====== Provided entries
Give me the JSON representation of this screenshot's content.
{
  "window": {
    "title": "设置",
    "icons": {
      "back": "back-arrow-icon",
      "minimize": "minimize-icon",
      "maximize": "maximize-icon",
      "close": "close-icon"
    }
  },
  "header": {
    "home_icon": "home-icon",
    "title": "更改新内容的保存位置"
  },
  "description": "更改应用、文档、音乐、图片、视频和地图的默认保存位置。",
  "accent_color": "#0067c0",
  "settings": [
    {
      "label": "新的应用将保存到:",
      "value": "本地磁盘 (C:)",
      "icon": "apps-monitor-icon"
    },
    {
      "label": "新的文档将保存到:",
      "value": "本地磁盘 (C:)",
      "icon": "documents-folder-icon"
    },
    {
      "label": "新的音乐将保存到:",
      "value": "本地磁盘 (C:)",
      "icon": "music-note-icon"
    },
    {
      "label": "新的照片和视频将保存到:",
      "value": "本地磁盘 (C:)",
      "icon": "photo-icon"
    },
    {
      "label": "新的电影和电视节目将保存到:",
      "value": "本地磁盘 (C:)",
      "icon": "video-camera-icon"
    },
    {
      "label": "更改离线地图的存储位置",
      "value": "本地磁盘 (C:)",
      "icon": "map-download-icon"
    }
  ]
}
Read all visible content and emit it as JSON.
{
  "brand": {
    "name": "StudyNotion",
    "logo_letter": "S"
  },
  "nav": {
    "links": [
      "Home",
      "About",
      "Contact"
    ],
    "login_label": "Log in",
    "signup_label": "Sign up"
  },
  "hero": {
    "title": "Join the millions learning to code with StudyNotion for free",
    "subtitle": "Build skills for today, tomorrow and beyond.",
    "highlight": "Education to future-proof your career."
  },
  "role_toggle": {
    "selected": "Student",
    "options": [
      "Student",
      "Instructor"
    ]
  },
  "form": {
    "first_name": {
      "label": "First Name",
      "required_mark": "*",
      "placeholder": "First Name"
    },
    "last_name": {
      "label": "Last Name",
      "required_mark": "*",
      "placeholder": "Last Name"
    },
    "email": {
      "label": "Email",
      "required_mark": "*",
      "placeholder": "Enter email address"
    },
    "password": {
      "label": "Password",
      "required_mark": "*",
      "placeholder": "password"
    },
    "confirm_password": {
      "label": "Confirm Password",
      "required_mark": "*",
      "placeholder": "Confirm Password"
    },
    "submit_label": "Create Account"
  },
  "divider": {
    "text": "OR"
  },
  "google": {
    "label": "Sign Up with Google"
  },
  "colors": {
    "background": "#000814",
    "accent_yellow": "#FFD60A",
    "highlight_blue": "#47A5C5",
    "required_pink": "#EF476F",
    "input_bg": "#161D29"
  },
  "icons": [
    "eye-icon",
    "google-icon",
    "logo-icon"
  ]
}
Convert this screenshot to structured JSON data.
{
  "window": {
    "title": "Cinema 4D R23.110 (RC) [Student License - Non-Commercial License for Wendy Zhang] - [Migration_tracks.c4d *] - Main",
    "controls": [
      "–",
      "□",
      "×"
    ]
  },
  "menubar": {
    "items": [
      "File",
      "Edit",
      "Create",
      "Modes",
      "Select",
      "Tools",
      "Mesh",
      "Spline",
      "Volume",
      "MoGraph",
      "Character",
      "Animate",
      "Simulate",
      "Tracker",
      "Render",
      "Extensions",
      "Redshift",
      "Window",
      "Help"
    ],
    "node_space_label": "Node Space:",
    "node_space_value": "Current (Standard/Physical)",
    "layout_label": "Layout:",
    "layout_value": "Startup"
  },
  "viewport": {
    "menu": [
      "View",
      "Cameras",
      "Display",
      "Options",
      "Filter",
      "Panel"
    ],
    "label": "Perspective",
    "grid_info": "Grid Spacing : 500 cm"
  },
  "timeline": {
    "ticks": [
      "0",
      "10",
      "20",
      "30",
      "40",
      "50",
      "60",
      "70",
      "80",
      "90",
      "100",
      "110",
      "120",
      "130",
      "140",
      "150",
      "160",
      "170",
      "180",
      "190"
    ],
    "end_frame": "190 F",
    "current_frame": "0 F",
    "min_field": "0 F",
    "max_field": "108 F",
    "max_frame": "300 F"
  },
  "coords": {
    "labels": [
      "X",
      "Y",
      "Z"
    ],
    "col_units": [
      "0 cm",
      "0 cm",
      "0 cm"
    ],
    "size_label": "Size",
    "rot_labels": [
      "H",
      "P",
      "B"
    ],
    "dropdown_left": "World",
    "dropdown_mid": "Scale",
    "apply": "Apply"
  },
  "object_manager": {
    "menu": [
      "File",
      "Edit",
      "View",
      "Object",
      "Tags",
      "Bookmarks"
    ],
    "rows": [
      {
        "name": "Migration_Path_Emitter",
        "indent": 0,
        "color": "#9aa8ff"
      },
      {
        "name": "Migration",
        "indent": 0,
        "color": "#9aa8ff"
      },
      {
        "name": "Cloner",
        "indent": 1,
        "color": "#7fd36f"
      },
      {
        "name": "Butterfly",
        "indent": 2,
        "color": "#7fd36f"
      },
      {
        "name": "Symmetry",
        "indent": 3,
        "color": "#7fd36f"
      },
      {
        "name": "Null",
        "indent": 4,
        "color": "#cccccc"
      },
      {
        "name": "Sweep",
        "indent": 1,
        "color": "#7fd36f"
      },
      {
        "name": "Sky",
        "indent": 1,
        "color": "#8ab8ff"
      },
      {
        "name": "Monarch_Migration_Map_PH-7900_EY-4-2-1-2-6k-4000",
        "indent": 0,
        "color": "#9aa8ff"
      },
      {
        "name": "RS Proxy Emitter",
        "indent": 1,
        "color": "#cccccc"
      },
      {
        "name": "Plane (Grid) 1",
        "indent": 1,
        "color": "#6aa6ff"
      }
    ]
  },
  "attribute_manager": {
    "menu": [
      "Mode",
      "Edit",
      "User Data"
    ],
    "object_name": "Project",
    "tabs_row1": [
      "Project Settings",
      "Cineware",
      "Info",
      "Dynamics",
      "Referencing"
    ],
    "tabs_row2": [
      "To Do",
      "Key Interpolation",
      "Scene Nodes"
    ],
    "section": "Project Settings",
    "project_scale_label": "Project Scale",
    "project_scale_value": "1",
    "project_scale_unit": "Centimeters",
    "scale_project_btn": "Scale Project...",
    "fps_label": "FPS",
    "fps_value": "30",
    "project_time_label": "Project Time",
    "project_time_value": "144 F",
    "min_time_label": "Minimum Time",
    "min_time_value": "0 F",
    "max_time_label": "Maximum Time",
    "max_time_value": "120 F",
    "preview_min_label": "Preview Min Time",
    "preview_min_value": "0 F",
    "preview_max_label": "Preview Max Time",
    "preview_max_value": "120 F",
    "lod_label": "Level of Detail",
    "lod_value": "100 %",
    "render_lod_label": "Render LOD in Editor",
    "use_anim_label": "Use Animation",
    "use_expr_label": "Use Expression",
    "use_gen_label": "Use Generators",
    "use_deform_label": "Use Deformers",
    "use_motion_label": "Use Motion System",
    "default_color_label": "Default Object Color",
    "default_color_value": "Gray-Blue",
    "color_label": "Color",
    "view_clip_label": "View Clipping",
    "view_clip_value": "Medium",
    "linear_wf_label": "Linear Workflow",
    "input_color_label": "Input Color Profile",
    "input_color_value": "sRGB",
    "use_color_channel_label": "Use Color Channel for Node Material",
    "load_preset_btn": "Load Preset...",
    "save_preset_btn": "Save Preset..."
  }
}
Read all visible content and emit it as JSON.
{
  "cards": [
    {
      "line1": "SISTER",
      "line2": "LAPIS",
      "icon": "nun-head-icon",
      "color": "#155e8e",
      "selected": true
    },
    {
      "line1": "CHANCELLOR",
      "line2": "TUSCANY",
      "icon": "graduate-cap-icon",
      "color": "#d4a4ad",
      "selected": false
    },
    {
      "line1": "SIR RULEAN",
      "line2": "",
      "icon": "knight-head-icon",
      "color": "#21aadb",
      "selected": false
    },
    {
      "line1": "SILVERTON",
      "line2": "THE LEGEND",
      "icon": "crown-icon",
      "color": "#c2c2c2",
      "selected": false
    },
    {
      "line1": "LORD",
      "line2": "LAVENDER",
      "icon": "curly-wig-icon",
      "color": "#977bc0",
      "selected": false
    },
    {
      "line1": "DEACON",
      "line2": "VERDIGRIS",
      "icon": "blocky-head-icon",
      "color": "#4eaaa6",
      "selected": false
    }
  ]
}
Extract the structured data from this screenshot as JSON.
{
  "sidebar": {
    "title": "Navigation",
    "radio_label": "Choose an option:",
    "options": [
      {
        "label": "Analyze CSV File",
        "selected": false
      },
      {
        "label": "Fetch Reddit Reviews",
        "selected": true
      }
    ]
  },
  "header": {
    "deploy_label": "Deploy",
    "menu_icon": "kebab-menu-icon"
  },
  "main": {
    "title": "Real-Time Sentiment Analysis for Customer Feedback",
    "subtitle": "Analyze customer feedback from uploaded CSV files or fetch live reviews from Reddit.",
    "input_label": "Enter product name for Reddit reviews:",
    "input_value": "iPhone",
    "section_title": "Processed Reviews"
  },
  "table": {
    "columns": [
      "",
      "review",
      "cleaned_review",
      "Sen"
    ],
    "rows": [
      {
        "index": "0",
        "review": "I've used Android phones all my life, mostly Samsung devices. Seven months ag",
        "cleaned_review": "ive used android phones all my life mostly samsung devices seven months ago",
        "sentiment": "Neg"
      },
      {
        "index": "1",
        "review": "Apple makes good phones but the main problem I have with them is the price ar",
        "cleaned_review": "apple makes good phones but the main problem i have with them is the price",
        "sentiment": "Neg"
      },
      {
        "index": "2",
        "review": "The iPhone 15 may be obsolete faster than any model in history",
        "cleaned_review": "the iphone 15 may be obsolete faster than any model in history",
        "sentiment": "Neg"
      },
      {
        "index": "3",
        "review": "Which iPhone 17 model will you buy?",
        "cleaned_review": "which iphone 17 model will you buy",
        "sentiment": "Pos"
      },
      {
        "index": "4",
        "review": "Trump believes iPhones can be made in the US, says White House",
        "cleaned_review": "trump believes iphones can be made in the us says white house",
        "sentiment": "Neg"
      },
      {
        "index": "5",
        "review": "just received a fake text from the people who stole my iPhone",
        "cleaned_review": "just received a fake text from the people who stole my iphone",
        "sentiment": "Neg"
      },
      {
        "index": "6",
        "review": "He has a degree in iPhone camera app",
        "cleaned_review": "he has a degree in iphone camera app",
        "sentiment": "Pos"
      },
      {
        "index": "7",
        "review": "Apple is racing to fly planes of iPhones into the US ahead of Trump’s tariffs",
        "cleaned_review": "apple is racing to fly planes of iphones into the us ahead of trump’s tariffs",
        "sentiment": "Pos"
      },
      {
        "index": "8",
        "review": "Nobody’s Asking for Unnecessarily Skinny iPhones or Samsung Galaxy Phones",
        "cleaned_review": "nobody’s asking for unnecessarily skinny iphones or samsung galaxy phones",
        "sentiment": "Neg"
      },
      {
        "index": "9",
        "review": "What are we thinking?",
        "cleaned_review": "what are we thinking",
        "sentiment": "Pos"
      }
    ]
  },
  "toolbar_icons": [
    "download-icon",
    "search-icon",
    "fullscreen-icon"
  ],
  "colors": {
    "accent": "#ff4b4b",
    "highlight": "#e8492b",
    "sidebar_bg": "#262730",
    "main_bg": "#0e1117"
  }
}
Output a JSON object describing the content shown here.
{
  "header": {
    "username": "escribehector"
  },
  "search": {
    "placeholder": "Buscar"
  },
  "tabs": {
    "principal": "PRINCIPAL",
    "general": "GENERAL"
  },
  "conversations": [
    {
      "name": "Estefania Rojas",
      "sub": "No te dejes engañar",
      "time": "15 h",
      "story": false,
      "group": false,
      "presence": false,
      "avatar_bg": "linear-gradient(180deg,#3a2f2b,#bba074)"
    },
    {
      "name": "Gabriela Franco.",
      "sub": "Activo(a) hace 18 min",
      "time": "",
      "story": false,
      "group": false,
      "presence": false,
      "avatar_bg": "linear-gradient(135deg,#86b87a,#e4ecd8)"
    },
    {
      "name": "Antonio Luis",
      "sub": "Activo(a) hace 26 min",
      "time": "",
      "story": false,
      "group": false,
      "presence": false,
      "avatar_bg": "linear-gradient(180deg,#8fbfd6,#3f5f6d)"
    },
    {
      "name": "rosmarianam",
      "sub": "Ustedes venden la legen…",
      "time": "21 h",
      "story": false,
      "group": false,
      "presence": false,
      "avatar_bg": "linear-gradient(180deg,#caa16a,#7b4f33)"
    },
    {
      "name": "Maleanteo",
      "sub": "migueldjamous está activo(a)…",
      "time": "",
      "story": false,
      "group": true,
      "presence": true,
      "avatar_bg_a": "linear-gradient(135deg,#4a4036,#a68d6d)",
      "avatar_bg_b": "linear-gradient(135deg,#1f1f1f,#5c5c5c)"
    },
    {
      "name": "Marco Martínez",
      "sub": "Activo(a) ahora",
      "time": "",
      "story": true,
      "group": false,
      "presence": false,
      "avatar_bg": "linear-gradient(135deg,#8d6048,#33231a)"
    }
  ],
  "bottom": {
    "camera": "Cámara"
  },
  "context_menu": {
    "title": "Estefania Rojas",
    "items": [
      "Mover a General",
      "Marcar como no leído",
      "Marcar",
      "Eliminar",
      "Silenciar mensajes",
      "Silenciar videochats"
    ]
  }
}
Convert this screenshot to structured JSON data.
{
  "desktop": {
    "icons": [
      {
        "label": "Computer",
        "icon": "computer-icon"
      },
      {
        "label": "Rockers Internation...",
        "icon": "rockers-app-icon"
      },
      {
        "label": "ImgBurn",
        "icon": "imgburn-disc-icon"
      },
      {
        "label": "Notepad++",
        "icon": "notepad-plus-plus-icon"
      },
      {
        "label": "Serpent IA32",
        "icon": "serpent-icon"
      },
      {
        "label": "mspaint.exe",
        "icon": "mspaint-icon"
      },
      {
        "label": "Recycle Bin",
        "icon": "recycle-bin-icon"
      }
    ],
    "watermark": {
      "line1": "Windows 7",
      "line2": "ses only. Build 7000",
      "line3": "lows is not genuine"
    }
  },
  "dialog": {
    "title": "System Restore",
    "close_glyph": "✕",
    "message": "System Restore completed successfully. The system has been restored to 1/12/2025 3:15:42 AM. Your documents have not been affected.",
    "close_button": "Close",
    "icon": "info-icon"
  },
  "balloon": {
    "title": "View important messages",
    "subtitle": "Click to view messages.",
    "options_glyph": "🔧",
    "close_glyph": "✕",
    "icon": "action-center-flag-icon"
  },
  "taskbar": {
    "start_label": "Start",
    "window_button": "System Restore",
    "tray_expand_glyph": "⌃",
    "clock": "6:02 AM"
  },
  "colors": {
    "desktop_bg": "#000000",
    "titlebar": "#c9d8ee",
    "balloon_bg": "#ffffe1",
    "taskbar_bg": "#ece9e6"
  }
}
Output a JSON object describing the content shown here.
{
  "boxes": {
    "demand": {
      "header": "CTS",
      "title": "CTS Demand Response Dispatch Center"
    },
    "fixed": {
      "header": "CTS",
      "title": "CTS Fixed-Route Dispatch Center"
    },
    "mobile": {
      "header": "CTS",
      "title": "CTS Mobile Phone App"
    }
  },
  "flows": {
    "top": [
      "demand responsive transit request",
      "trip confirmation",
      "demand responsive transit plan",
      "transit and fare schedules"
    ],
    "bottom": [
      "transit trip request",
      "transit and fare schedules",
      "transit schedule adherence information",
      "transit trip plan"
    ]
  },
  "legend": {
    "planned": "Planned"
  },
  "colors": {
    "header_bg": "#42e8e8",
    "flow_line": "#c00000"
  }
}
============
Exercise brief: Copy every line of the listing containing the string "subtitle".

Solution:
    "subtitle": "Build skills for today, tomorrow and beyond.",
    "subtitle": "Analyze customer feedback from uploaded CSV files or fetch live reviews from Reddit.",
    "subtitle": "Click to view messages.",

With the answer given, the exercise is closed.